▸ Task brief: Write out each entry, exactly the way it appears.

▸ Material for this exercise:
((

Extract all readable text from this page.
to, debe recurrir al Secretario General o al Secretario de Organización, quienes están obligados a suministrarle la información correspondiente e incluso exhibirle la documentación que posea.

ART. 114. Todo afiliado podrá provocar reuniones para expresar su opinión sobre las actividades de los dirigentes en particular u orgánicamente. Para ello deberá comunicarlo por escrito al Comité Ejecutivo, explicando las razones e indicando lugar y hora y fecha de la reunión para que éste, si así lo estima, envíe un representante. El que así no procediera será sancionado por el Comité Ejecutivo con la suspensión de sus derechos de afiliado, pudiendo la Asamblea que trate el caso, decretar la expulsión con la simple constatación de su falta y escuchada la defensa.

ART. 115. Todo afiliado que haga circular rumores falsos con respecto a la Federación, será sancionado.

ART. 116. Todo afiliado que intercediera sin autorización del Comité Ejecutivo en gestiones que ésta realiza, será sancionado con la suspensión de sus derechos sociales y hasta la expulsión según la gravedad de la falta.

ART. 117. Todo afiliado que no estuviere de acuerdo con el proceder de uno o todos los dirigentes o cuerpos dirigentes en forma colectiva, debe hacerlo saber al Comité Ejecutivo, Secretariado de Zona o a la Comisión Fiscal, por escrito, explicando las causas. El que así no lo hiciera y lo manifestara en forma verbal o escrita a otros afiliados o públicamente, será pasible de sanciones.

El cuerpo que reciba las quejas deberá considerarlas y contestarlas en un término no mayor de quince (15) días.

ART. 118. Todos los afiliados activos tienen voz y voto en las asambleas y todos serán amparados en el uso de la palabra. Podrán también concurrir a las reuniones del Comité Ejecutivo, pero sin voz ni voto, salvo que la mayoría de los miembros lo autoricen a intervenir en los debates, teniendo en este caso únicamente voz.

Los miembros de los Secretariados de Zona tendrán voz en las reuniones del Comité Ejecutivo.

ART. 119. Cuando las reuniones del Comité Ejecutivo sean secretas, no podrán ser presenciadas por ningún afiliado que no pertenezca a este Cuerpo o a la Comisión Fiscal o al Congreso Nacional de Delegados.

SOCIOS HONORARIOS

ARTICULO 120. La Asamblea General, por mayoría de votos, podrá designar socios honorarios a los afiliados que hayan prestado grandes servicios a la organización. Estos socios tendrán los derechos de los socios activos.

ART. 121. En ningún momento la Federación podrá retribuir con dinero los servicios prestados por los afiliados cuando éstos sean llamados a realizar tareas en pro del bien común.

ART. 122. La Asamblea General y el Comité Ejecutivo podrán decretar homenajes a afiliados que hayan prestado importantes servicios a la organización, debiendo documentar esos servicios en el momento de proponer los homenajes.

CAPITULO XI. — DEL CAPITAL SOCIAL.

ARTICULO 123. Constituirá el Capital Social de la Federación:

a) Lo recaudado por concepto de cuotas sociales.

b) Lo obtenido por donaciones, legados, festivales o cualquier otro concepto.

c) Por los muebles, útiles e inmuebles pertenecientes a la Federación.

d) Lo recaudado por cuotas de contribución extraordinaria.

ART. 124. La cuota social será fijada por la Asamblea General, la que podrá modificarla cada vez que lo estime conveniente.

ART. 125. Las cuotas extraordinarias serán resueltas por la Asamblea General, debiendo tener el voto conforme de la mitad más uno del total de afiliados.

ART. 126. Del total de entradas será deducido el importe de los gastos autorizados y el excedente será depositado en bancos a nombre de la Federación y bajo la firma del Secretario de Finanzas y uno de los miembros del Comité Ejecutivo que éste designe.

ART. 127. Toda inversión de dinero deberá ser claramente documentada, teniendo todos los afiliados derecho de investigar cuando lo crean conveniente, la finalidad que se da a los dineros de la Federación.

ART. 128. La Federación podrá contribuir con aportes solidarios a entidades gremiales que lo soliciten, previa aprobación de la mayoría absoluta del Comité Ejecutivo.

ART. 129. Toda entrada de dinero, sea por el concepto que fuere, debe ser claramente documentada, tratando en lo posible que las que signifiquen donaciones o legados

))

▸ Problem solution:
Extract all readable text from this page.
to, debe recurrir al Secretario General o al Secretario de Organización, quienes están obligados a suministrarle la información correspondiente e incluso exhibirle la documentación que posea.

ART. 114. Todo afiliado podrá provocar reuniones para expresar su opinión sobre las actividades de los dirigentes en particular u orgánicamente. Para ello deberá comunicarlo por escrito al Comité Ejecutivo, explicando las razones e indicando lugar y hora y fecha de la reunión para que éste, si así lo estima, envíe un representante. El que así no procediera será sancionado por el Comité Ejecutivo con la suspensión de sus derechos de afiliado, pudiendo la Asamblea que trate el caso, decretar la expulsión con la simple constatación de su falta y escuchada la defensa.

ART. 115. Todo afiliado que haga circular rumores falsos con respecto a la Federación, será sancionado.

ART. 116. Todo afiliado que intercediera sin autorización del Comité Ejecutivo en gestiones que ésta realiza, será sancionado con la suspensión de sus derechos sociales y hasta la expulsión según la gravedad de la falta.

ART. 117. Todo afiliado que no estuviere de acuerdo con el proceder de uno o todos los dirigentes o cuerpos dirigentes en forma colectiva, debe hacerlo saber al Comité Ejecutivo, Secretariado de Zona o a la Comisión Fiscal, por escrito, explicando las causas. El que así no lo hiciera y lo manifestara en forma verbal o escrita a otros afiliados o públicamente, será pasible de sanciones.

El cuerpo que reciba las quejas deberá considerarlas y contestarlas en un término no mayor de quince (15) días.

ART. 118. Todos los afiliados activos tienen voz y voto en las asambleas y todos serán amparados en el uso de la palabra. Podrán también concurrir a las reuniones del Comité Ejecutivo, pero sin voz ni voto, salvo que la mayoría de los miembros lo autoricen a intervenir en los debates, teniendo en este caso únicamente voz.

Los miembros de los Secretariados de Zona tendrán voz en las reuniones del Comité Ejecutivo.

ART. 119. Cuando las reuniones del Comité Ejecutivo sean secretas, no podrán ser presenciadas por ningún afiliado que no pertenezca a este Cuerpo o a la Comisión Fiscal o al Congreso Nacional de Delegados.

SOCIOS HONORARIOS

ARTICULO 120. La Asamblea General, por mayoría de votos, podrá designar socios honorarios a los afiliados que hayan prestado grandes servicios a la organización. Estos socios tendrán los derechos de los socios activos.

ART. 121. En ningún momento la Federación podrá retribuir con dinero los servicios prestados por los afiliados cuando éstos sean llamados a realizar tareas en pro del bien común.

ART. 122. La Asamblea General y el Comité Ejecutivo podrán decretar homenajes a afiliados que hayan prestado importantes servicios a la organización, debiendo documentar esos servicios en el momento de proponer los homenajes.

CAPITULO XI. — DEL CAPITAL SOCIAL.

ARTICULO 123. Constituirá el Capital Social de la Federación:

a) Lo recaudado por concepto de cuotas sociales.

b) Lo obtenido por donaciones, legados, festivales o cualquier otro concepto.

c) Por los muebles, útiles e inmuebles pertenecientes a la Federación.

d) Lo recaudado por cuotas de contribución extraordinaria.

ART. 124. La cuota social será fijada por la Asamblea General, la que podrá modificarla cada vez que lo estime conveniente.

ART. 125. Las cuotas extraordinarias serán resueltas por la Asamblea General, debiendo tener el voto conforme de la mitad más uno del total de afiliados.

ART. 126. Del total de entradas será deducido el importe de los gastos autorizados y el excedente será depositado en bancos a nombre de la Federación y bajo la firma del Secretario de Finanzas y uno de los miembros del Comité Ejecutivo que éste designe.

ART. 127. Toda inversión de dinero deberá ser claramente documentada, teniendo todos los afiliados derecho de investigar cuando lo crean conveniente, la finalidad que se da a los dineros de la Federación.

ART. 128. La Federación podrá contribuir con aportes solidarios a entidades gremiales que lo soliciten, previa aprobación de la mayoría absoluta del Comité Ejecutivo.

ART. 129. Toda entrada de dinero, sea por el concepto que fuere, debe ser claramente documentada, tratando en lo posible que las que signifiquen donaciones o legados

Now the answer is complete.